**TASKS FOR THIS EXERCISE:**
1. From the compaction discussion, reproduce word for word the passage from "Only Level0 has" to "a compaction task.".
2. Decide whether each statement agrees with the compaction discussion, answering yes or no and quoting the exact words that settle it: (a) In the design described, only Level0 has overlapping SSTs. (b) The writer expects the proposal to bring a large benefit. (c) The writer holds that compaction tasks are often better kept large.

**SELECTION:**

——

Only Level0 has overlapping SSTs in our design so we should always use ConcatIterators for the compaction input SSTs from L1-N. IIUC, this proposal is trying to divide n L0 SSTs into k groups with each group containing non-overlapping SSTs so that we can have a MergeIterator on top of k ConcatIterator instead of a MergeIterator on top of n SSTableIterator. This is a valid optimization and worth trying. My guess is we won't benefit much from it because 1) it only applies to L0->L1 compaction; 2) SSTs in L0 normally has a very wide key range.

FYI, Sub-level introduced in #3111 can also help to make compaction more efficient by reudcing overlapping SSTs in a compaction task.

Back to the problem described in this issue, I still think controlling compaction parallelism (i.e. number of running compaction taska) in a compactor node is a simpler and more effective solution because 1) compaction task is preferred to be kept small in many cases; 2) the root cause of this issue is due to too many not-too-big compaction tasks running in one compactor node at the same time. We should try to scale compactor nodes if all availale compactor nodes hit the per node compaction parallelism. limit

Jul 20 '22 13:07 hzxa21

Interval scheduling of SSTs so that we do not have an all-or-nothing approach to merging if there are any non-overlapping ranges.

——

Region annotation records
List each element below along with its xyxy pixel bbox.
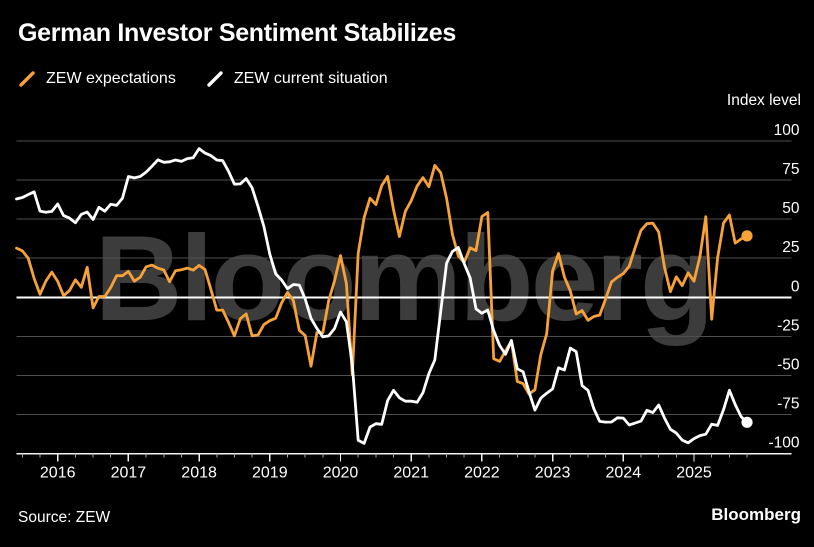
svg-text:2023: 2023 bbox=[535, 465, 571, 482]
end-point-dot-current-situation bbox=[741, 416, 753, 428]
svg-text:2024: 2024 bbox=[606, 465, 642, 482]
svg-text:-25: -25 bbox=[777, 317, 799, 334]
svg-text:2021: 2021 bbox=[393, 465, 429, 482]
svg-text:2020: 2020 bbox=[323, 465, 359, 482]
x-axis-ticks bbox=[21, 453, 748, 462]
series-line-zew-current-situation bbox=[15, 147, 749, 445]
svg-text:2025: 2025 bbox=[676, 465, 712, 482]
svg-text:0: 0 bbox=[791, 278, 800, 295]
svg-text:2016: 2016 bbox=[40, 465, 76, 482]
legend-label-current-situation: ZEW current situation bbox=[233, 70, 388, 87]
svg-text:-75: -75 bbox=[777, 395, 799, 412]
series-line-zew-expectations bbox=[15, 164, 749, 396]
gridlines bbox=[16, 140, 792, 455]
svg-text:100: 100 bbox=[774, 122, 800, 139]
svg-text:2018: 2018 bbox=[181, 465, 217, 482]
legend-item-zew-current-situation: ZEW current situation bbox=[206, 70, 388, 88]
svg-text:25: 25 bbox=[782, 239, 799, 256]
chart-title: German Investor Sentiment Stabilizes bbox=[18, 19, 456, 47]
legend-label-expectations: ZEW expectations bbox=[46, 70, 176, 87]
svg-text:2022: 2022 bbox=[464, 465, 500, 482]
y-axis-unit-label: Index level bbox=[726, 92, 801, 109]
svg-text:2017: 2017 bbox=[111, 465, 147, 482]
svg-text:50: 50 bbox=[782, 200, 800, 217]
legend-item-zew-expectations: ZEW expectations bbox=[18, 70, 176, 88]
white-slash-legend-icon bbox=[207, 71, 223, 87]
end-point-dot-expectations bbox=[741, 230, 753, 242]
svg-text:-100: -100 bbox=[768, 435, 799, 452]
x-axis-labels: 2016 2017 2018 2019 2020 2021 2022 2023 2024 2025 bbox=[40, 465, 712, 482]
source-label: Source: ZEW bbox=[18, 509, 111, 526]
svg-text:-50: -50 bbox=[777, 356, 800, 373]
svg-text:2019: 2019 bbox=[252, 465, 288, 482]
chart-legend: ZEW expectations ZEW current situation bbox=[18, 70, 388, 88]
bloomberg-watermark: Bloomberg bbox=[95, 210, 712, 346]
orange-slash-legend-icon bbox=[19, 71, 35, 87]
bloomberg-brand: Bloomberg bbox=[711, 505, 801, 524]
svg-text:75: 75 bbox=[782, 161, 799, 178]
y-axis-labels: 100 75 50 25 0 -25 -50 -75 -100 bbox=[768, 122, 800, 452]
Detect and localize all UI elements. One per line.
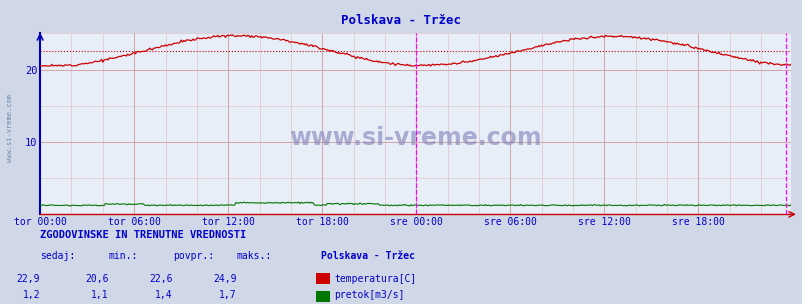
Text: povpr.:: povpr.: xyxy=(172,251,213,261)
Text: 22,9: 22,9 xyxy=(17,274,40,284)
Text: 20,6: 20,6 xyxy=(85,274,108,284)
Text: 1,1: 1,1 xyxy=(91,290,108,300)
Text: Polskava - Tržec: Polskava - Tržec xyxy=(341,14,461,27)
Text: 24,9: 24,9 xyxy=(213,274,237,284)
Text: temperatura[C]: temperatura[C] xyxy=(334,274,415,284)
Text: sedaj:: sedaj: xyxy=(40,251,75,261)
Text: www.si-vreme.com: www.si-vreme.com xyxy=(289,126,541,150)
Text: 1,2: 1,2 xyxy=(22,290,40,300)
Text: 22,6: 22,6 xyxy=(149,274,172,284)
Text: maks.:: maks.: xyxy=(237,251,272,261)
Text: ZGODOVINSKE IN TRENUTNE VREDNOSTI: ZGODOVINSKE IN TRENUTNE VREDNOSTI xyxy=(40,230,246,240)
Text: min.:: min.: xyxy=(108,251,138,261)
Text: pretok[m3/s]: pretok[m3/s] xyxy=(334,290,404,300)
Text: www.si-vreme.com: www.si-vreme.com xyxy=(6,94,13,162)
Text: 1,7: 1,7 xyxy=(219,290,237,300)
Text: Polskava - Tržec: Polskava - Tržec xyxy=(321,251,415,261)
Text: 1,4: 1,4 xyxy=(155,290,172,300)
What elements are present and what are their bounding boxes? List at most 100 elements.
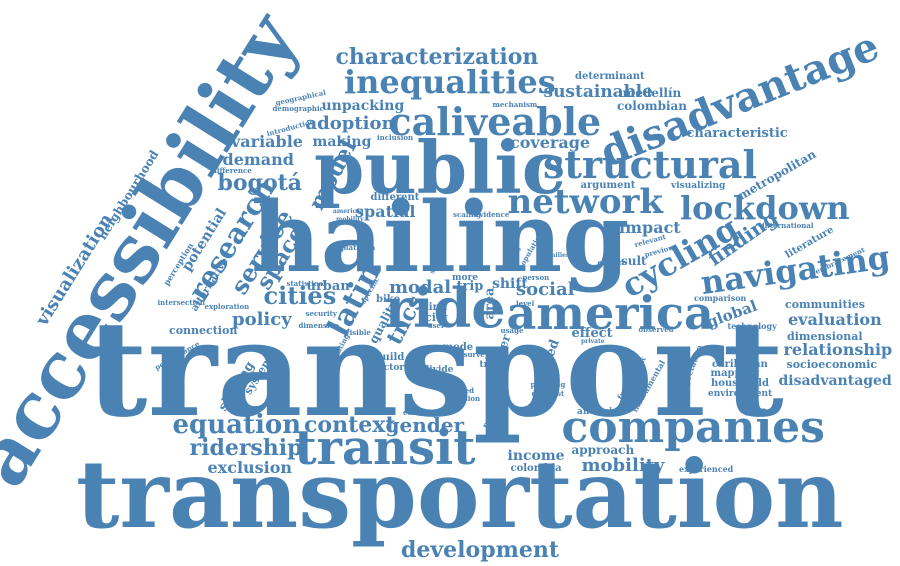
word-context: context	[304, 412, 396, 438]
word-connection: connection	[169, 323, 238, 337]
word-area: area	[482, 287, 498, 319]
word-inform: inform	[425, 374, 460, 385]
word-survey: survey	[463, 349, 489, 359]
word-different: different	[370, 192, 420, 203]
word-comparison: comparison	[694, 293, 747, 303]
word-visualizing: visualizing	[671, 180, 726, 191]
word-relationship: relationship	[783, 340, 893, 359]
word-impact: impact	[619, 218, 681, 237]
word-divide: divide	[423, 364, 454, 375]
word-urban: urban	[306, 278, 350, 294]
word-spatial: spatial	[355, 202, 416, 221]
word-dimensional: dimensional	[787, 329, 863, 343]
word-coverage: coverage	[510, 133, 591, 152]
word-decision: decision	[447, 393, 481, 403]
word-characteristic: characteristic	[686, 125, 788, 141]
word-medellin: medellín	[622, 86, 682, 100]
word-mobility-small: mobility	[336, 216, 364, 223]
word-evidence: evidence	[475, 209, 510, 219]
word-transport: transport	[86, 292, 784, 447]
word-experienced: experienced	[679, 464, 734, 474]
word-analysis: analysis	[577, 406, 618, 417]
word-environment: environment	[708, 388, 773, 399]
word-sustainable: sustainable	[543, 81, 653, 102]
word-adoption: adoption	[305, 113, 395, 134]
word-cities: cities	[263, 281, 337, 310]
word-social: social	[516, 279, 575, 300]
word-travel: travel	[479, 359, 509, 370]
word-making: making	[312, 134, 372, 150]
word-argument: argument	[580, 180, 636, 191]
word-ride: ride	[384, 276, 506, 340]
word-city: city	[425, 310, 448, 324]
word-modal: modal	[389, 277, 452, 298]
word-inequalities: inequalities	[344, 63, 556, 101]
word-caliveable: caliveable	[388, 99, 602, 144]
word-transportation: transportation	[76, 440, 844, 550]
word-link: link	[425, 302, 447, 313]
word-bogota: bogotá	[217, 170, 303, 196]
word-socioeconomic: socioeconomic	[786, 357, 878, 371]
word-colombia: colombia	[510, 463, 562, 474]
word-platform: platform	[341, 242, 376, 252]
word-companies: companies	[561, 402, 825, 453]
word-development: development	[401, 537, 560, 563]
word-contrast: contrast	[531, 388, 565, 398]
word-gender: gender	[385, 413, 465, 437]
word-security: security	[305, 308, 337, 318]
word-lockdown: lockdown	[680, 189, 850, 227]
word-characterization: characterization	[335, 44, 539, 70]
word-hailing: hailing	[251, 181, 630, 294]
word-international: international	[762, 220, 814, 230]
word-mode: mode	[442, 342, 474, 353]
word-demographic: demographic	[272, 103, 324, 113]
word-families: families	[542, 252, 570, 259]
word-visible: visible	[345, 327, 371, 337]
word-policy: policy	[232, 309, 292, 330]
word-level: level	[516, 298, 535, 308]
word-result: result	[607, 254, 647, 268]
word-limited: limited	[446, 385, 474, 395]
word-dimension: dimension	[298, 320, 340, 330]
word-explore: explore	[597, 257, 627, 267]
word-user: user	[427, 320, 445, 330]
word-evaluation: evaluation	[788, 310, 882, 329]
word-educated: educated	[403, 407, 439, 417]
word-equation: equation	[172, 410, 302, 440]
word-bike: bike	[376, 294, 401, 305]
word-technology: technology	[727, 321, 777, 331]
word-mapping: mapping	[710, 368, 760, 379]
word-build: build	[375, 352, 405, 363]
word-variable: variable	[231, 132, 303, 151]
word-communities: communities	[785, 297, 865, 311]
word-factor: factor	[374, 362, 405, 373]
word-mobility: mobility	[581, 455, 665, 476]
word-household: household	[711, 378, 769, 389]
word-statistical: statistical	[286, 278, 326, 288]
word-observed: observed	[638, 324, 674, 334]
word-approach: approach	[571, 443, 635, 457]
word-inclusion: inclusion	[377, 132, 414, 142]
word-usage: usage	[500, 325, 524, 335]
word-ridership: ridership	[189, 435, 303, 461]
word-exclusion: exclusion	[207, 458, 293, 477]
word-americas: americas	[333, 208, 364, 215]
word-transit: transit	[294, 420, 476, 476]
word-intersection: intersection	[157, 297, 205, 307]
word-mechanism: mechanism	[492, 99, 538, 109]
word-caribbean: caribbean	[712, 359, 768, 370]
word-exploration: exploration	[204, 301, 250, 311]
word-disadvantaged: disadvantaged	[778, 373, 892, 389]
word-america: america	[506, 286, 714, 340]
word-demand: demand	[222, 150, 294, 169]
word-planning: planning	[530, 379, 566, 389]
word-public: public	[314, 125, 566, 210]
word-person: person	[522, 272, 550, 282]
word-scaling: scaling	[453, 209, 482, 219]
word-income: income	[507, 448, 565, 464]
word-trip: trip	[456, 278, 484, 294]
word-unpacking: unpacking	[321, 98, 405, 114]
word-determinant: determinant	[575, 71, 645, 82]
word-effect: effect	[571, 325, 613, 341]
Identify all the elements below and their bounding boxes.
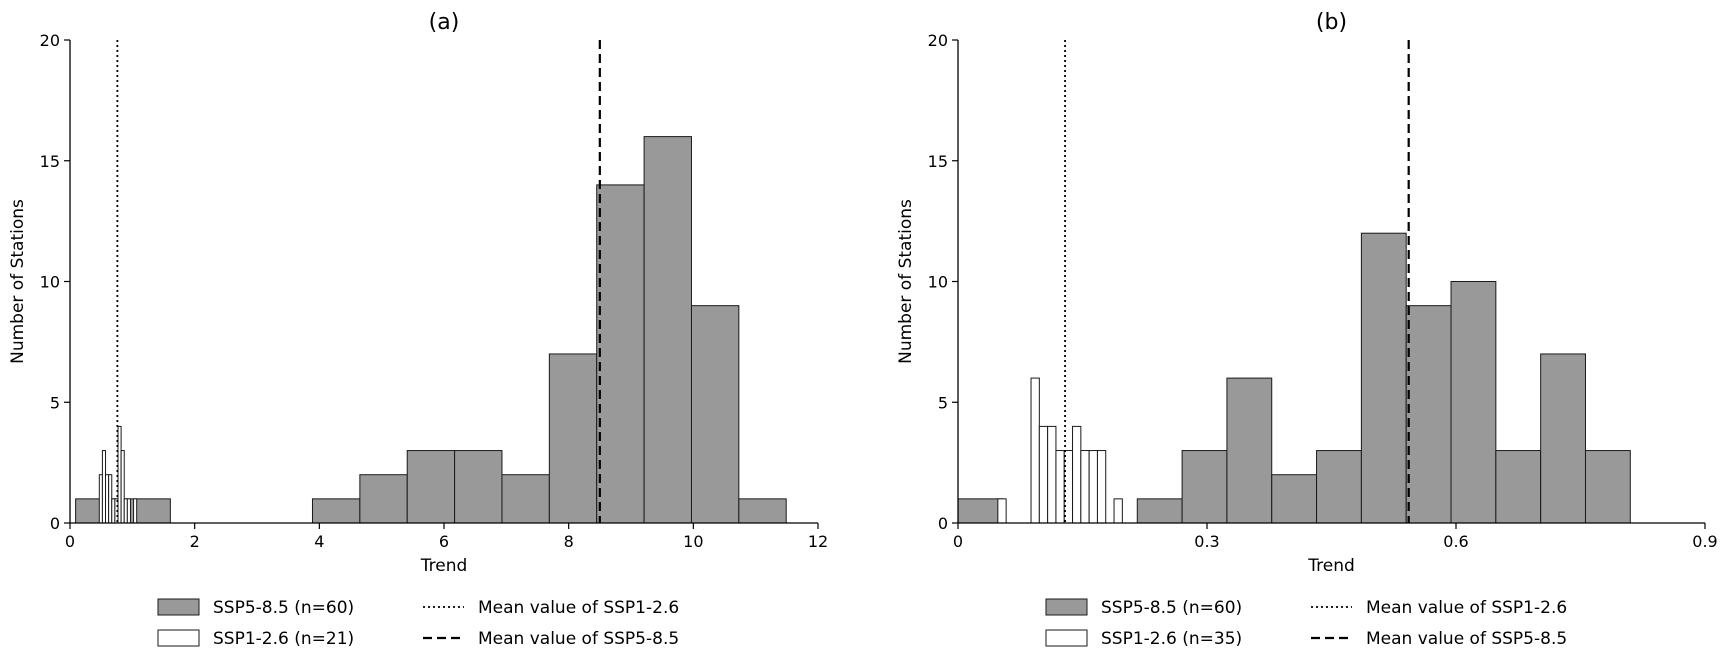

——

**CORRECT ANSWERS:**
1.
Only Level0 has overlapping SSTs in our design so we should always use ConcatIterators for the compaction input SSTs from L1-N. IIUC, this proposal is trying to divide n L0 SSTs into k groups with each group containing non-overlapping SSTs so that we can have a MergeIterator on top of k ConcatIterator instead of a MergeIterator on top of n SSTableIterator. This is a valid optimization and worth trying. My guess is we won't benefit much from it because 1) it only applies to L0->L1 compaction; 2) SSTs in L0 normally has a very wide key range.

FYI, Sub-level introduced in #3111 can also help to make compaction more efficient by reudcing overlapping SSTs in a compaction task.

2.
(a) Yes: "Only Level0 has overlapping SSTs in our design"
(b) No: "My guess is we won't benefit much from it"
(c) No: "compaction task is preferred to be kept small in many cases"